» What you will do: Copy every line that contains the string "marker" from the entries below.

━━━━━ The input ━━━━━

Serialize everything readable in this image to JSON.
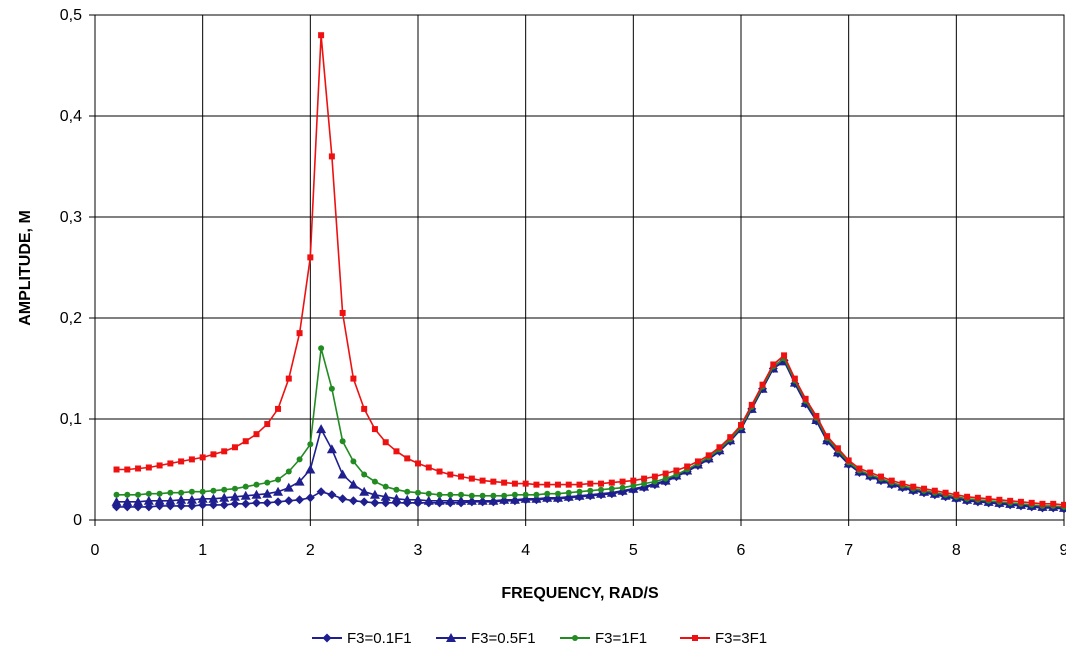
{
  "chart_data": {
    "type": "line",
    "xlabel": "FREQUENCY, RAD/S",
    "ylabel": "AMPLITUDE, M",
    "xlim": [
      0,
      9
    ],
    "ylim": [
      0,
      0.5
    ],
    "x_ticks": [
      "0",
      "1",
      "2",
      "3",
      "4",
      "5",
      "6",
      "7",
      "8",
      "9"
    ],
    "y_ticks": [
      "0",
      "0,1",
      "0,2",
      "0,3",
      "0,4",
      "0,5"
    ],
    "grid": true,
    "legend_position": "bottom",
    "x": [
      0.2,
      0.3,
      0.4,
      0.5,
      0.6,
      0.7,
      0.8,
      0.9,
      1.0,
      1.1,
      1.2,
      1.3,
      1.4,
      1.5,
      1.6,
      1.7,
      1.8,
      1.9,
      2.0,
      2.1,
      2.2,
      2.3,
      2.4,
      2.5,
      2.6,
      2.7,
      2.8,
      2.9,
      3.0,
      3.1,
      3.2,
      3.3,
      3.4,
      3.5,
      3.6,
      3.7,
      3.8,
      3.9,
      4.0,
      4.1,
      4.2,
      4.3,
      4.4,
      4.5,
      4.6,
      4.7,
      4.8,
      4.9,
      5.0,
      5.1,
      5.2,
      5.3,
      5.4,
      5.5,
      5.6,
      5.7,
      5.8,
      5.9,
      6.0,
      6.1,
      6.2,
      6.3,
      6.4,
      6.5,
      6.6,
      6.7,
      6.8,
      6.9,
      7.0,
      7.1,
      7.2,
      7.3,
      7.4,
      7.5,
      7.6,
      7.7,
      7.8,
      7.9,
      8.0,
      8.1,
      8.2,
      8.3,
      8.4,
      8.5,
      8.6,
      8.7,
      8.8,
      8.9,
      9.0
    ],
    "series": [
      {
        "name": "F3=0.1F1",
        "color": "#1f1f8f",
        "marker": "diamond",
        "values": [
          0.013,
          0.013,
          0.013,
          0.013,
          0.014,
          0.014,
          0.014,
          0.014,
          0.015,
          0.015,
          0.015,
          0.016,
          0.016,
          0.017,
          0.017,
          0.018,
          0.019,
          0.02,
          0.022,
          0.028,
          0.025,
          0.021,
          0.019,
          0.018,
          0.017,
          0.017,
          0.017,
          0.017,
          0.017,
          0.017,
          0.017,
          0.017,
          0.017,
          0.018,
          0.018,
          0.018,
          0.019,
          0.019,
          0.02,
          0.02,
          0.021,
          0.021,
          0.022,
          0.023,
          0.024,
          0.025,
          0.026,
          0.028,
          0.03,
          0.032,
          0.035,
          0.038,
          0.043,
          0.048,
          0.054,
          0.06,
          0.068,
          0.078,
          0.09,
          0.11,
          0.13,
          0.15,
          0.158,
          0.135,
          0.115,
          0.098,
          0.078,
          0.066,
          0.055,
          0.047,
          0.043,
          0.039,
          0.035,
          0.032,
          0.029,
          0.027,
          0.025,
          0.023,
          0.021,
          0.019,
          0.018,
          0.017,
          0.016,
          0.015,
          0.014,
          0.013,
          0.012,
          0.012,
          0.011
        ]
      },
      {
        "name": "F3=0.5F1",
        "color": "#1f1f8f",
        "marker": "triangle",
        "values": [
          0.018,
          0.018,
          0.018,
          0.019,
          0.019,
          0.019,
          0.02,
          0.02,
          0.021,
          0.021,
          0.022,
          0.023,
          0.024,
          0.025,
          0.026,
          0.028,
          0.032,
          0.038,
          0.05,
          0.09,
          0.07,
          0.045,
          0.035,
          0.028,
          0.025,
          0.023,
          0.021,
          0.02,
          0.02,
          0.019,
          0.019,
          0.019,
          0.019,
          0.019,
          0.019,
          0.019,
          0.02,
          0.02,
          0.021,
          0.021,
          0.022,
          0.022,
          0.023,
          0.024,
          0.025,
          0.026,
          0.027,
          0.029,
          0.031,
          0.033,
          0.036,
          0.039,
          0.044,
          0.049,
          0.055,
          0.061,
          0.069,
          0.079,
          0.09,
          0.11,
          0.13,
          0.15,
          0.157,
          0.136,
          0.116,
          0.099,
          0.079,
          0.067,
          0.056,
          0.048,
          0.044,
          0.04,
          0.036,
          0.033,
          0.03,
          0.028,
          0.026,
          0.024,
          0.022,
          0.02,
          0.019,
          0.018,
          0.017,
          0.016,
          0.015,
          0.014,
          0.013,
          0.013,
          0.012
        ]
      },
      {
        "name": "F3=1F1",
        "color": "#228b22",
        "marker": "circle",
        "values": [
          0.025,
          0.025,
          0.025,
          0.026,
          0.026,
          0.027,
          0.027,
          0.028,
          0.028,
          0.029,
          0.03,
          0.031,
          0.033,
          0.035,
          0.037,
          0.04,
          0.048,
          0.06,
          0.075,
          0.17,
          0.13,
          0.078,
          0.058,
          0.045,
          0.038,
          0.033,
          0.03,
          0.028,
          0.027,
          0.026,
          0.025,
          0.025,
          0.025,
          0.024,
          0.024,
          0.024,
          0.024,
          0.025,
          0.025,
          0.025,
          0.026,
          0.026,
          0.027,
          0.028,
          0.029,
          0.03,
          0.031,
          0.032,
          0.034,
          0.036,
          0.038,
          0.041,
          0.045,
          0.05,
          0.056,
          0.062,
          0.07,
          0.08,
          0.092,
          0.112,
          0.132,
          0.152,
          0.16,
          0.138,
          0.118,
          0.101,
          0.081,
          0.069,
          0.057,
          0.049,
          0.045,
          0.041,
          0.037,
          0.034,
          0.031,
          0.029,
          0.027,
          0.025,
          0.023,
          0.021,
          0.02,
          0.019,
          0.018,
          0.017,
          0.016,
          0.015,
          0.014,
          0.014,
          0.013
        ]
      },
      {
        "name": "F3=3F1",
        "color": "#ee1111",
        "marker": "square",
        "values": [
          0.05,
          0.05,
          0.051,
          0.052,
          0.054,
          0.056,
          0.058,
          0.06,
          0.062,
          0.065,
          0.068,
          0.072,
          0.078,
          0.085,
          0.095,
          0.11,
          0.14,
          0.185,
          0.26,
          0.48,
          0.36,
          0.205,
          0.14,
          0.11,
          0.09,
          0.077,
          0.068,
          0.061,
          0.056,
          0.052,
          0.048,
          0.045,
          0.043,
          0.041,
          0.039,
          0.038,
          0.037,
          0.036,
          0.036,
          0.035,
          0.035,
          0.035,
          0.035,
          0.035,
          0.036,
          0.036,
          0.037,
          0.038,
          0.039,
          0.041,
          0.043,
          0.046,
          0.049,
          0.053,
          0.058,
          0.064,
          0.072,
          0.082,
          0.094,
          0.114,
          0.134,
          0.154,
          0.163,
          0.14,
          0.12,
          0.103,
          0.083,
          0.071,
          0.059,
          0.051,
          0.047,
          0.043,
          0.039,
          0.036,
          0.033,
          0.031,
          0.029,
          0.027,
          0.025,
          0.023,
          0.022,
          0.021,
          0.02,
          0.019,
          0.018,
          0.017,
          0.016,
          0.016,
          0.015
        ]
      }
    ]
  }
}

━━━━━

» Exercise response:
        "marker": "diamond",
        "marker": "triangle",
        "marker": "circle",
        "marker": "square",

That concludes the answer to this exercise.